= Given request =
List all lines of the data containing the word "content".

:: Supplied information ::

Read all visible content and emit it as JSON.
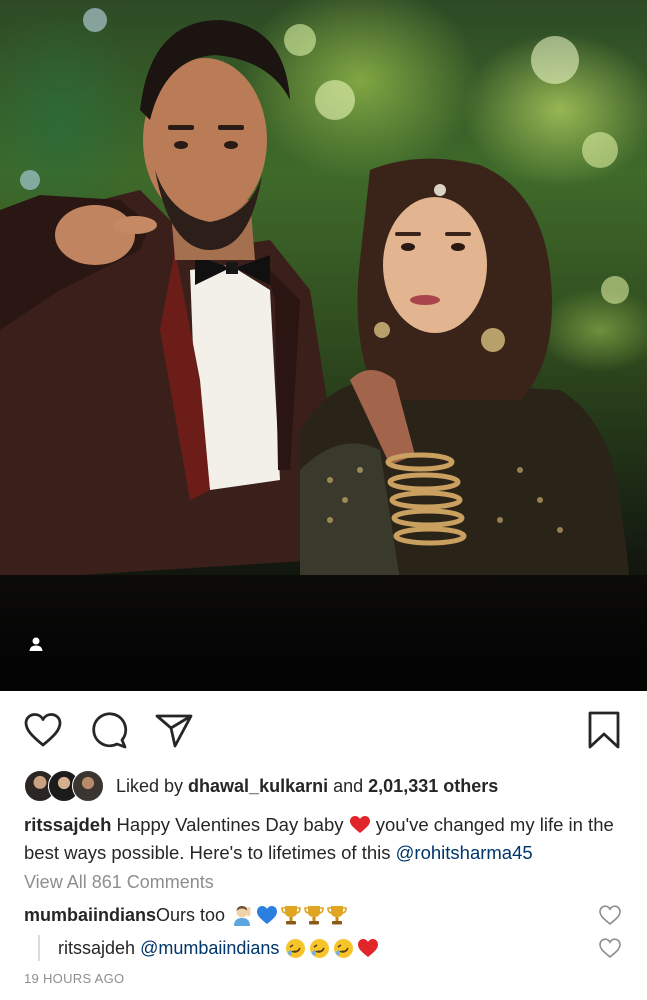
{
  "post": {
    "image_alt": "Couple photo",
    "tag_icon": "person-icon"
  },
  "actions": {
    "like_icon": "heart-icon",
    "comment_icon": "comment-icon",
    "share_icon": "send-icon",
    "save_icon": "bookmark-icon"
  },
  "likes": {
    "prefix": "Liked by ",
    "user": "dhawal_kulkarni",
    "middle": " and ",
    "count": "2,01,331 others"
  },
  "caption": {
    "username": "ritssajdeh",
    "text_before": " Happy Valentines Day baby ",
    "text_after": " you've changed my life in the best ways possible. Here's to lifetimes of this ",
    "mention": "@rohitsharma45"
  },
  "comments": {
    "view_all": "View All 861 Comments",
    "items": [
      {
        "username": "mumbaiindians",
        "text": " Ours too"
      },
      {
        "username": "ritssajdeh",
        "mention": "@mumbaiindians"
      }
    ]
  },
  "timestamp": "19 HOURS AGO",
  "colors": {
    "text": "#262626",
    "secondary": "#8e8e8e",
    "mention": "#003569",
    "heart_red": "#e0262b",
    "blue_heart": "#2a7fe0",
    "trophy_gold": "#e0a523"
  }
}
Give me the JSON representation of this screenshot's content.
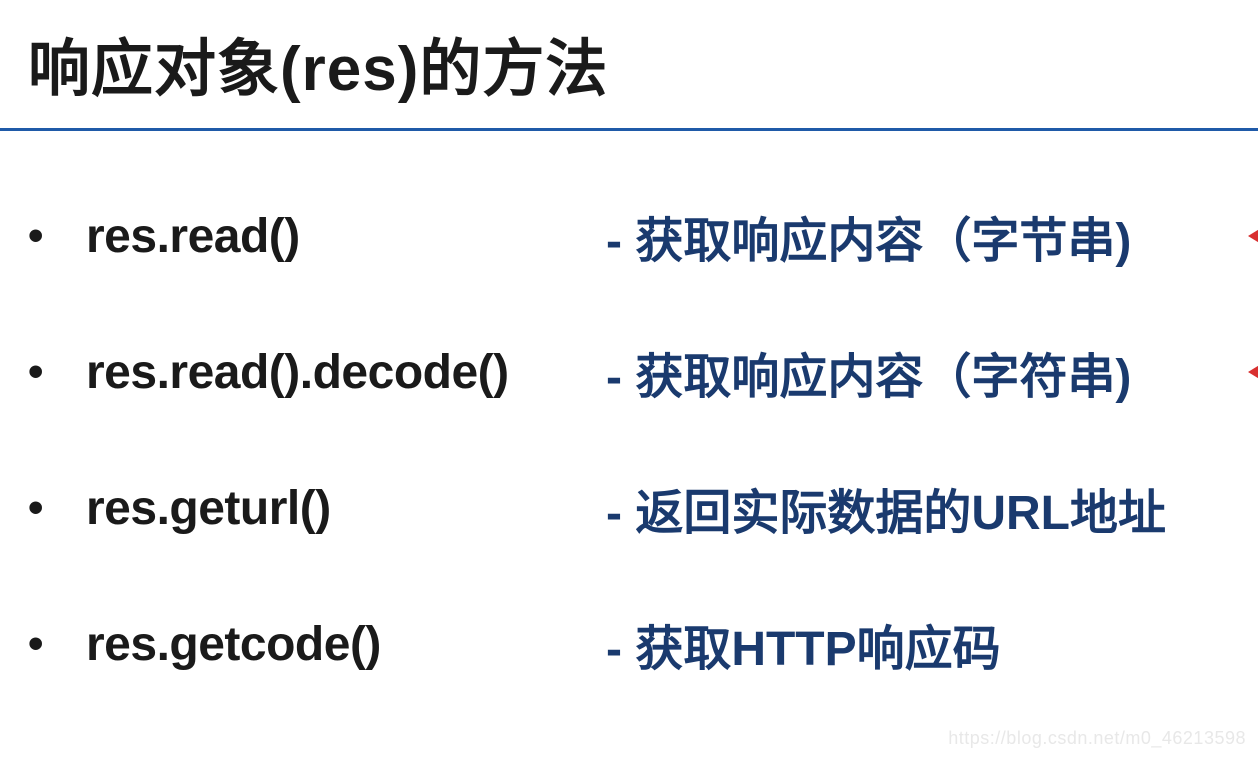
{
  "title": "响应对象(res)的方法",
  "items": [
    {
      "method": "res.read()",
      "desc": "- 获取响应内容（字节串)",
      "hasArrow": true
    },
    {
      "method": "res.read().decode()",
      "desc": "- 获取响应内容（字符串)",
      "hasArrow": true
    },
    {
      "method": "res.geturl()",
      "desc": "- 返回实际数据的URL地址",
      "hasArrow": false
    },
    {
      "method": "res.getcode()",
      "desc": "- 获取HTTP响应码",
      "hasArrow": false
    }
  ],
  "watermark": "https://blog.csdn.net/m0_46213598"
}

:::

= Result =
Read all visible content and emit it as JSON.
Give me the JSON representation of this screenshot's content.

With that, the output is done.